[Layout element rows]
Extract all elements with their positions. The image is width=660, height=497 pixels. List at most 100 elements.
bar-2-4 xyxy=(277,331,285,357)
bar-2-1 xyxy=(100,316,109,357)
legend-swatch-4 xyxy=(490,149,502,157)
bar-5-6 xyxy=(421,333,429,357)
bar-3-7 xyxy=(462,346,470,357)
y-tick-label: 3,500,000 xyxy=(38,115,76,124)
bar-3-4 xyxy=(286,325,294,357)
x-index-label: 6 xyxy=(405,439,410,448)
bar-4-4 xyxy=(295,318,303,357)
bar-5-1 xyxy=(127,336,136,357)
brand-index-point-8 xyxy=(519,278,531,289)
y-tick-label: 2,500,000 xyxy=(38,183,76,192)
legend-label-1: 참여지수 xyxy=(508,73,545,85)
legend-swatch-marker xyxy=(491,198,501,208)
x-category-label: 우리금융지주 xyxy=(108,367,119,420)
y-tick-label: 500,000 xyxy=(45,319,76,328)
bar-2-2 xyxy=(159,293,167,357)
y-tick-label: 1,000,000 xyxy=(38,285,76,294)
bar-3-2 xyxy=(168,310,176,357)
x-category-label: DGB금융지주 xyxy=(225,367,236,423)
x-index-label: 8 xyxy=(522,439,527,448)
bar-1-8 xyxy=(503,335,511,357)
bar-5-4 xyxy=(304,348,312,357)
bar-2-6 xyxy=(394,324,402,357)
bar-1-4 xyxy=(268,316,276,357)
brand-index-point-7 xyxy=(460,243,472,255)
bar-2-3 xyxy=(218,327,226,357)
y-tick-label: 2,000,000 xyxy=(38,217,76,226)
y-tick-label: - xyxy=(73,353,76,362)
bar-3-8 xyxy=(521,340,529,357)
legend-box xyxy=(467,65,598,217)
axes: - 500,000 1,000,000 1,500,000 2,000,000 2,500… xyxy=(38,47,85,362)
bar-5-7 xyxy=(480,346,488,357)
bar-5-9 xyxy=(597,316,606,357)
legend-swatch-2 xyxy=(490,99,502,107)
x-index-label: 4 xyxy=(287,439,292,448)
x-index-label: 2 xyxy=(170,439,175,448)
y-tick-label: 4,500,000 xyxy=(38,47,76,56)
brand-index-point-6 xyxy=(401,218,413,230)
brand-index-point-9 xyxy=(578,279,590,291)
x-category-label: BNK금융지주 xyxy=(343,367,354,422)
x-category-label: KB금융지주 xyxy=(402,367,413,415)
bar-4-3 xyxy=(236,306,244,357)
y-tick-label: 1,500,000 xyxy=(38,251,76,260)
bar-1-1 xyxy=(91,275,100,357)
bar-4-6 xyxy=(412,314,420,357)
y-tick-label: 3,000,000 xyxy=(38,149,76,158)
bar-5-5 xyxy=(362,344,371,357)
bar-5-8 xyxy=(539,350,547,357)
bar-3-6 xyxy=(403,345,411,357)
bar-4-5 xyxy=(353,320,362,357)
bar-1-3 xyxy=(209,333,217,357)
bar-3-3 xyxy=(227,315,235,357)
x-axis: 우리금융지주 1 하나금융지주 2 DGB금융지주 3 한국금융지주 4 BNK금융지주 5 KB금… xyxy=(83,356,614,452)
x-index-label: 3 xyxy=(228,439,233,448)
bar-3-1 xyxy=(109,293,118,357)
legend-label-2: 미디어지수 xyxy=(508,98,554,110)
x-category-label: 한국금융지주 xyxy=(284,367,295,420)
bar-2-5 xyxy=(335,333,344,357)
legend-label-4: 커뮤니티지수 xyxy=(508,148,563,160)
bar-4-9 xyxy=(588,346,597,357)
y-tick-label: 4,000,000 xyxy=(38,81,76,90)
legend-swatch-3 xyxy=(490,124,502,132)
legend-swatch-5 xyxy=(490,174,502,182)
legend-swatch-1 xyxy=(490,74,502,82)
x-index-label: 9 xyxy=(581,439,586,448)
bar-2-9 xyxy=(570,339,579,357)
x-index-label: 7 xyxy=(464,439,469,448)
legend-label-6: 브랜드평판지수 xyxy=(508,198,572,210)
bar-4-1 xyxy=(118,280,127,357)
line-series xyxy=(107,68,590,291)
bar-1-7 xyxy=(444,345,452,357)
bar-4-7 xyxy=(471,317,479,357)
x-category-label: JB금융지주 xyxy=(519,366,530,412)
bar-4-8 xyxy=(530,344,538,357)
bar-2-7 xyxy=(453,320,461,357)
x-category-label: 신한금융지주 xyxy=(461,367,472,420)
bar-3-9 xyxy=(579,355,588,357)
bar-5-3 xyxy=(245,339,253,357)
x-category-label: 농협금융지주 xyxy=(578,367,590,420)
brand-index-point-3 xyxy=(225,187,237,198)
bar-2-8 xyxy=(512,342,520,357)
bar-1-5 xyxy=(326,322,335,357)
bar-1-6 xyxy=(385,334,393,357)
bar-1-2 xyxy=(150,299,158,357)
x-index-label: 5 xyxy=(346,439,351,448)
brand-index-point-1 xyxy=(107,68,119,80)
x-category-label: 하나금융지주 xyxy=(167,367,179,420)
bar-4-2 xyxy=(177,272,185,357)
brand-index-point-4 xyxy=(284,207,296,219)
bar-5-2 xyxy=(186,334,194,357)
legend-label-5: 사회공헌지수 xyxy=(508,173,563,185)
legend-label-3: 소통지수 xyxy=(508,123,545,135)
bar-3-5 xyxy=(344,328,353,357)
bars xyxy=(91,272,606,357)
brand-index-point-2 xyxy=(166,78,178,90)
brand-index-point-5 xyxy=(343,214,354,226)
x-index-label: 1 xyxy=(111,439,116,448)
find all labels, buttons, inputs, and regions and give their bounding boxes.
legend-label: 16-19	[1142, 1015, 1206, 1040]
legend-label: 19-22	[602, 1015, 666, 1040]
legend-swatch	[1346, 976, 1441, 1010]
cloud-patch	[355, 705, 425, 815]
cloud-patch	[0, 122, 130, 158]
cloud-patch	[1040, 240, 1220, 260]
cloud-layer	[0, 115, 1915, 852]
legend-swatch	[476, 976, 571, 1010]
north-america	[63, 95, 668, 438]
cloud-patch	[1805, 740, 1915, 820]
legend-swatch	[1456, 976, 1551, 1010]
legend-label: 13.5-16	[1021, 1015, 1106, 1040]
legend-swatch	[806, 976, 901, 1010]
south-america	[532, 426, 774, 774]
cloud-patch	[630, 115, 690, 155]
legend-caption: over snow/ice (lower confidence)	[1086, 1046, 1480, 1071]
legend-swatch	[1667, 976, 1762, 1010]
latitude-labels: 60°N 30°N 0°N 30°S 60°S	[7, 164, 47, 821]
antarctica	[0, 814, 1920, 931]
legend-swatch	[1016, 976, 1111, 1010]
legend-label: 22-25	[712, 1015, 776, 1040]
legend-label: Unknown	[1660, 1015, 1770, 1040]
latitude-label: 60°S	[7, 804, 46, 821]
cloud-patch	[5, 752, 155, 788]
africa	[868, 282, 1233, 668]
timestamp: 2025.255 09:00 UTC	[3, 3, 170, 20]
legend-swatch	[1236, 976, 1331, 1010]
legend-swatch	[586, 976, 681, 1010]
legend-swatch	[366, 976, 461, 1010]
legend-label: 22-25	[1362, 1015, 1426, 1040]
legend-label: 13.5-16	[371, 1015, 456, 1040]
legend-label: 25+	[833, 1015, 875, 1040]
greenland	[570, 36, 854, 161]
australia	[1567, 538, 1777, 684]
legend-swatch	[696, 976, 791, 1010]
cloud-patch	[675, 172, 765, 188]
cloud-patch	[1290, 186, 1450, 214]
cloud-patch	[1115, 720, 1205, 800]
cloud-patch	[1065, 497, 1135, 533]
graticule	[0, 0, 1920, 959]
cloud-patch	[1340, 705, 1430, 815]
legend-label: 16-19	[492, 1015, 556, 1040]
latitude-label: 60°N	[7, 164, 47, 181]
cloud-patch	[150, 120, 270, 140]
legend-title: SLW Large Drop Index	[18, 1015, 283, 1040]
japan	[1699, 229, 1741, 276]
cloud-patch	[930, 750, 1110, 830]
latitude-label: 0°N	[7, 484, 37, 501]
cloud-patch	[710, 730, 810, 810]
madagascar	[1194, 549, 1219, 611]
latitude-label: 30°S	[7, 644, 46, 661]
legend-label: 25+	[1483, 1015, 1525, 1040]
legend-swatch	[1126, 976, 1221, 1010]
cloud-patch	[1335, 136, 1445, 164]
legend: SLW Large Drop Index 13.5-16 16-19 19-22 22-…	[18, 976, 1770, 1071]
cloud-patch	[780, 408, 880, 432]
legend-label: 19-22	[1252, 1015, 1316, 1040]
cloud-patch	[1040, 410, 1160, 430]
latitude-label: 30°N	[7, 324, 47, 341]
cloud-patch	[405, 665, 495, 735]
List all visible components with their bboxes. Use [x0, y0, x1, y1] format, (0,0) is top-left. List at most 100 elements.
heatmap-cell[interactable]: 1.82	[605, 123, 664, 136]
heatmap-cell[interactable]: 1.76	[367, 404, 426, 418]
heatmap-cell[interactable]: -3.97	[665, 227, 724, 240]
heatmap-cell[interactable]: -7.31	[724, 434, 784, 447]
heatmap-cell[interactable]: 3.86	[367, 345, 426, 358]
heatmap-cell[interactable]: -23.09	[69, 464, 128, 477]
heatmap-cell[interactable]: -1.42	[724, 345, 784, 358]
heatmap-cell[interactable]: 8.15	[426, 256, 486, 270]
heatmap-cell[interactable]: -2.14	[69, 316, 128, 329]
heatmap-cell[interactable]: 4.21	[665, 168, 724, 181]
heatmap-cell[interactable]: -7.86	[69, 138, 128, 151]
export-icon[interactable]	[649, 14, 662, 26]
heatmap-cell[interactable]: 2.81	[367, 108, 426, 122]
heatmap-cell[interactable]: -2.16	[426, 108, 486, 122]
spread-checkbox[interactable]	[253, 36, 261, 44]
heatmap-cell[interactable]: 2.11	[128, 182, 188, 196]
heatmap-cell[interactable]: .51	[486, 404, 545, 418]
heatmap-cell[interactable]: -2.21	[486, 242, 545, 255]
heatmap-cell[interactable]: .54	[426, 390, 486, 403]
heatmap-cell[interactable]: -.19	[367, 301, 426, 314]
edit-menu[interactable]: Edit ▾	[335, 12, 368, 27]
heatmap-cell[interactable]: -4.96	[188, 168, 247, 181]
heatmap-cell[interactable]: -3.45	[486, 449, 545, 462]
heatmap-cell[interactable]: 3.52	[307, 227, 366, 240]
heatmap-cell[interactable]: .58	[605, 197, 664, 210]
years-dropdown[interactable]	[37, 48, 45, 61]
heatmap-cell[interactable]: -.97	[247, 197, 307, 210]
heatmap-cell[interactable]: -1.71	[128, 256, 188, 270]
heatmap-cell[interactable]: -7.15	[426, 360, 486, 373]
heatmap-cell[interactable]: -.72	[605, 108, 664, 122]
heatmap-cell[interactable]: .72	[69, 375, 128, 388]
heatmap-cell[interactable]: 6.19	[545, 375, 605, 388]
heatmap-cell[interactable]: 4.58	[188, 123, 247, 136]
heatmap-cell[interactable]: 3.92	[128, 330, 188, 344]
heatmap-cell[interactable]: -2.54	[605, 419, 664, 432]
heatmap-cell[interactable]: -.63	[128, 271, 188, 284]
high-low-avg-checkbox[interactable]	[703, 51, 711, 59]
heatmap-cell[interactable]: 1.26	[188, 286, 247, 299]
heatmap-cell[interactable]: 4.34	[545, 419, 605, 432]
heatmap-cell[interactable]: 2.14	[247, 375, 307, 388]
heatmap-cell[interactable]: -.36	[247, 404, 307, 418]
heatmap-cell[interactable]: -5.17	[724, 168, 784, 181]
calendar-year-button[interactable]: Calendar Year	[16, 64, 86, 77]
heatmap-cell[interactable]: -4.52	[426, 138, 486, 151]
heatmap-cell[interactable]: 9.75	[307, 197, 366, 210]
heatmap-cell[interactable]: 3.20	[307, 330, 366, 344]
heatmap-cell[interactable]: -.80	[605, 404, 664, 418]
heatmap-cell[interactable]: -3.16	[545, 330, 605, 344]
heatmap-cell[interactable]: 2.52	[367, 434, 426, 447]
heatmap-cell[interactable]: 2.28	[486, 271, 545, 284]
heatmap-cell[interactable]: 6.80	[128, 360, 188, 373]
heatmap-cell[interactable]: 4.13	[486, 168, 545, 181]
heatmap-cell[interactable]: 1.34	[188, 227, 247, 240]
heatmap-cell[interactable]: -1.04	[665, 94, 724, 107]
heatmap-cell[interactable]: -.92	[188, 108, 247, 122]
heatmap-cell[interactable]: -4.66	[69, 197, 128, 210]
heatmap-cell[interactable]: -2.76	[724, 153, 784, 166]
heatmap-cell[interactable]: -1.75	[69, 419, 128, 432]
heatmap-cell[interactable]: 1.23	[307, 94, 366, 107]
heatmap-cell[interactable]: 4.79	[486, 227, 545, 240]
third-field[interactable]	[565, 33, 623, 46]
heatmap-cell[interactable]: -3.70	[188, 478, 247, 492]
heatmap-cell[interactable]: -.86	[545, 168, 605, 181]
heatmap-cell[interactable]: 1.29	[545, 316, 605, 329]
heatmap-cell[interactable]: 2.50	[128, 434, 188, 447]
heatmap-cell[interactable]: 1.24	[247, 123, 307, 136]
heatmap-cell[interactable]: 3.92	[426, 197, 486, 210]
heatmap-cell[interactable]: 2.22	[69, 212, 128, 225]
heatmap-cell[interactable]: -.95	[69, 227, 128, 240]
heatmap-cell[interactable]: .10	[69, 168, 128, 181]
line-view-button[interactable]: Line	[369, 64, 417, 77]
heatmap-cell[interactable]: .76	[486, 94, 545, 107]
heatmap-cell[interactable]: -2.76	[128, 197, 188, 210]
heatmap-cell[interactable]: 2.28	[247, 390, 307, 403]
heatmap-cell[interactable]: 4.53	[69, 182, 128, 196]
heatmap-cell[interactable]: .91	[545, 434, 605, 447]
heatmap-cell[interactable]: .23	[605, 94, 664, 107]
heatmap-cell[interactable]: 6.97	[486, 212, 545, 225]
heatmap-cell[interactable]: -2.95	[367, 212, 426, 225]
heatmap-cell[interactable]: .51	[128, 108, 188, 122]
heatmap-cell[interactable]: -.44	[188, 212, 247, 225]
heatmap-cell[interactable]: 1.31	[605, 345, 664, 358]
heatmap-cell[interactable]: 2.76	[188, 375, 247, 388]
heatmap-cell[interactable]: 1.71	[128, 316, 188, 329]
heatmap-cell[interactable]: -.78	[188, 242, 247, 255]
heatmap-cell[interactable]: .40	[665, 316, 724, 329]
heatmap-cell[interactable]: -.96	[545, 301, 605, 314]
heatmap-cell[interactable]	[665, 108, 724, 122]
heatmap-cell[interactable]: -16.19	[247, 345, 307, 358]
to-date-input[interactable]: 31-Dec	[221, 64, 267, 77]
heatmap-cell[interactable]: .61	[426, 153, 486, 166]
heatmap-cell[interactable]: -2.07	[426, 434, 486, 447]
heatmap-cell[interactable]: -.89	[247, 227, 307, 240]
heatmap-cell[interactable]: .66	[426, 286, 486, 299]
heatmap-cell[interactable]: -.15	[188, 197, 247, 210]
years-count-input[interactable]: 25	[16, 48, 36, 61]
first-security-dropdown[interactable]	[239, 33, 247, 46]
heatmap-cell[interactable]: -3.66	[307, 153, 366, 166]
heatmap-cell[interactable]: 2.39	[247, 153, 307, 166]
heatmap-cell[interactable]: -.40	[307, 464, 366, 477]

■ What is asked: Reproduce the rows verbatim, beginning with the first one and ending with the line that contains "bar-5-1 xyxy=(127,336,136,357)", including both of those lines.

■ The result:
Extract all elements with their positions. The image is width=660, height=497 pixels. List at most 100 elements.
bar-2-4 xyxy=(277,331,285,357)
bar-2-1 xyxy=(100,316,109,357)
legend-swatch-4 xyxy=(490,149,502,157)
bar-5-6 xyxy=(421,333,429,357)
bar-3-7 xyxy=(462,346,470,357)
y-tick-label: 3,500,000 xyxy=(38,115,76,124)
bar-3-4 xyxy=(286,325,294,357)
x-index-label: 6 xyxy=(405,439,410,448)
bar-4-4 xyxy=(295,318,303,357)
bar-5-1 xyxy=(127,336,136,357)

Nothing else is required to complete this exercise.